*Directions*: Write the count of lines that contain the word "объектов" and nothing else.

Entries from a dataset

- - - - - - -

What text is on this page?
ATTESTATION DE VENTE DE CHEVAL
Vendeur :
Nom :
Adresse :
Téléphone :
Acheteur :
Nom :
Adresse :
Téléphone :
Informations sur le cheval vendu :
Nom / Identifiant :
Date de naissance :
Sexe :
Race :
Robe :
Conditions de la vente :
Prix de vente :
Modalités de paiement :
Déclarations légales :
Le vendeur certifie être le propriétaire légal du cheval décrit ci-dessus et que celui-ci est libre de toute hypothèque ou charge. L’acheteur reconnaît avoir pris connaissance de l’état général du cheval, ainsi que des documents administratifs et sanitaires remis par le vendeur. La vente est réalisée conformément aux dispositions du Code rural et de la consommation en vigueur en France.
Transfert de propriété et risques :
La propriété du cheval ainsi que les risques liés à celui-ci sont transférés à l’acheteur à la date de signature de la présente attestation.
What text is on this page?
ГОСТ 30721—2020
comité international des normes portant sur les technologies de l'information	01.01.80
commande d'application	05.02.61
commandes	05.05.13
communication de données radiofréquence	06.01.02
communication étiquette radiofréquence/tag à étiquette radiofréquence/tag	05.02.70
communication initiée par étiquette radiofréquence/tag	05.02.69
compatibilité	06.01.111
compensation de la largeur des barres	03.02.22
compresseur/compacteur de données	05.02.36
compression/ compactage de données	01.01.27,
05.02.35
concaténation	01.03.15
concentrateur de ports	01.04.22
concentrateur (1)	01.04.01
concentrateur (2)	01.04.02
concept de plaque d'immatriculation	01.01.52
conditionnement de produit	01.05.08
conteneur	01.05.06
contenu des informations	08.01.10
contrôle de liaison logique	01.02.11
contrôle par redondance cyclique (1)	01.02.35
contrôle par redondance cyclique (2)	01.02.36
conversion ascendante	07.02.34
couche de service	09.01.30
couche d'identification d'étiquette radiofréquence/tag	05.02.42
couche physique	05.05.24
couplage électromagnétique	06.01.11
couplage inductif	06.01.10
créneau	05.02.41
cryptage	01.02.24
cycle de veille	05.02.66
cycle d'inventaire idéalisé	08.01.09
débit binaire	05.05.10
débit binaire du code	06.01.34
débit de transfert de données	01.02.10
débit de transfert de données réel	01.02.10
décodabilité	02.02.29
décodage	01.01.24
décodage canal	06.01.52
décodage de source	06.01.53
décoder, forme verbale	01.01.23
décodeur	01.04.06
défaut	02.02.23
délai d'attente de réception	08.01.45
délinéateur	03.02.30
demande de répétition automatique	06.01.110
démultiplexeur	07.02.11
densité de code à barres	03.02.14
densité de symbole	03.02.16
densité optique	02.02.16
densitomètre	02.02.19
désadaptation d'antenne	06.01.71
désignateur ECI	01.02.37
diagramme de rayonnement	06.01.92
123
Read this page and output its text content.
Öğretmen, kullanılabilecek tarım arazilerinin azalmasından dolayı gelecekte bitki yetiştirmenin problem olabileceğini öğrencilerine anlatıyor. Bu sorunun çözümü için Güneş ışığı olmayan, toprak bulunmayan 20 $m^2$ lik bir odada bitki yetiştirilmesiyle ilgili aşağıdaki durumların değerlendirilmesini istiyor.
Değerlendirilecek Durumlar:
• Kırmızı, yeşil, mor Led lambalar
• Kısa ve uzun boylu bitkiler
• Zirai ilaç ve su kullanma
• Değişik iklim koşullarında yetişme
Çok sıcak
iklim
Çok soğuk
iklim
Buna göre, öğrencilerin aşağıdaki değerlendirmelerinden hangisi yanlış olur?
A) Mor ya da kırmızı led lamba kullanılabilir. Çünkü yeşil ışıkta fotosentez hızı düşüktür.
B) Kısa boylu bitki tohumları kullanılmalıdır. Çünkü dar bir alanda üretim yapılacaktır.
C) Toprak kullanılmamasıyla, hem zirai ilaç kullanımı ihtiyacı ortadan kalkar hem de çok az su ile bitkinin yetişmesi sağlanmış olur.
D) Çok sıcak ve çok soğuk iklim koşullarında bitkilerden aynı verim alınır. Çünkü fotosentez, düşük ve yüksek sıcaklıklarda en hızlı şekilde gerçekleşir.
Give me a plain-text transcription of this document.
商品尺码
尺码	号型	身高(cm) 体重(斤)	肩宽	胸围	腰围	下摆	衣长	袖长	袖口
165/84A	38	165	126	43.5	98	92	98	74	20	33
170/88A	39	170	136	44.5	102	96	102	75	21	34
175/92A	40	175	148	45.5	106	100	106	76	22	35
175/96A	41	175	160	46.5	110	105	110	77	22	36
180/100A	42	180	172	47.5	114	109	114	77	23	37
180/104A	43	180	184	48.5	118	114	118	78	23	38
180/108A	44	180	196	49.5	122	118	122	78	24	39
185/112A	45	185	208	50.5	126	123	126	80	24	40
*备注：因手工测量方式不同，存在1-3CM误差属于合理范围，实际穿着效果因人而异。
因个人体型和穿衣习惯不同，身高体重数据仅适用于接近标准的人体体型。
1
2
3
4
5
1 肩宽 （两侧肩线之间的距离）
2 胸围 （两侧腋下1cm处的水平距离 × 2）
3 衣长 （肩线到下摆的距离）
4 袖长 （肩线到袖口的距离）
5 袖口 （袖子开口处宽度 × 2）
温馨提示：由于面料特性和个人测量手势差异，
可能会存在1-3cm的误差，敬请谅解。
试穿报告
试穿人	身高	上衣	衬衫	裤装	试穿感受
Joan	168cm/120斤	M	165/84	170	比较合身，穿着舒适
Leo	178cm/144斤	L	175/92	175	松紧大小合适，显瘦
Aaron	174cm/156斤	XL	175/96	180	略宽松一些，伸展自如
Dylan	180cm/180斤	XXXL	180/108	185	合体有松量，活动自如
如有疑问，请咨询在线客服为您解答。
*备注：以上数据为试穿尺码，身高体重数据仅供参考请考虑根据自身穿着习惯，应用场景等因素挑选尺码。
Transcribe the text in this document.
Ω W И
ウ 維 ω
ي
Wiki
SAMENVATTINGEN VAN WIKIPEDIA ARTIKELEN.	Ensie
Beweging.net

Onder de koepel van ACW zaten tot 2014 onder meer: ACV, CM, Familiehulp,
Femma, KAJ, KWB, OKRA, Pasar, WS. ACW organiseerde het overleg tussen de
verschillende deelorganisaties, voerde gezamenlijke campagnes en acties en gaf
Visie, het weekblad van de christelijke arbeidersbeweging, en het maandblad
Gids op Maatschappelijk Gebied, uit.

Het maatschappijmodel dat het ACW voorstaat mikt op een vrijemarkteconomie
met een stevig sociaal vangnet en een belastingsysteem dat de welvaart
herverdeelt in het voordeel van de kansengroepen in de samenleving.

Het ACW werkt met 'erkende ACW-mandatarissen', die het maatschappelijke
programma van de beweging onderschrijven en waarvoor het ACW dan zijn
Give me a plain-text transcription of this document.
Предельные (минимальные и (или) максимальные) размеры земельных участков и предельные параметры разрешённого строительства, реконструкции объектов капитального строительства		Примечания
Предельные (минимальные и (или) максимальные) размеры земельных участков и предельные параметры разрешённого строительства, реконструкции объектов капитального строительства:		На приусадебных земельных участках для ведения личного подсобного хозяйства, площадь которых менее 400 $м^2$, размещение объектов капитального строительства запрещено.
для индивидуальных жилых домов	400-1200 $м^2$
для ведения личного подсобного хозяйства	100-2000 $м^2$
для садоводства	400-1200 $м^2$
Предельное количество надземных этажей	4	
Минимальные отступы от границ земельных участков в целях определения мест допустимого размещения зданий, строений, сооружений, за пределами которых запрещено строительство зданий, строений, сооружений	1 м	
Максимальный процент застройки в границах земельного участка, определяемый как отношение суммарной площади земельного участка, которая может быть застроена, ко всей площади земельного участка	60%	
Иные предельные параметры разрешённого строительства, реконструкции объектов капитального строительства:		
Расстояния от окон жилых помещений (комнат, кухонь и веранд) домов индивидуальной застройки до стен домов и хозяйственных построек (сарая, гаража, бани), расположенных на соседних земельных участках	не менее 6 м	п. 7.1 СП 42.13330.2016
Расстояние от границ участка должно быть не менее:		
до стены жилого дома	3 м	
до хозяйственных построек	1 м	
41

- - - - - - -

*The output*: 3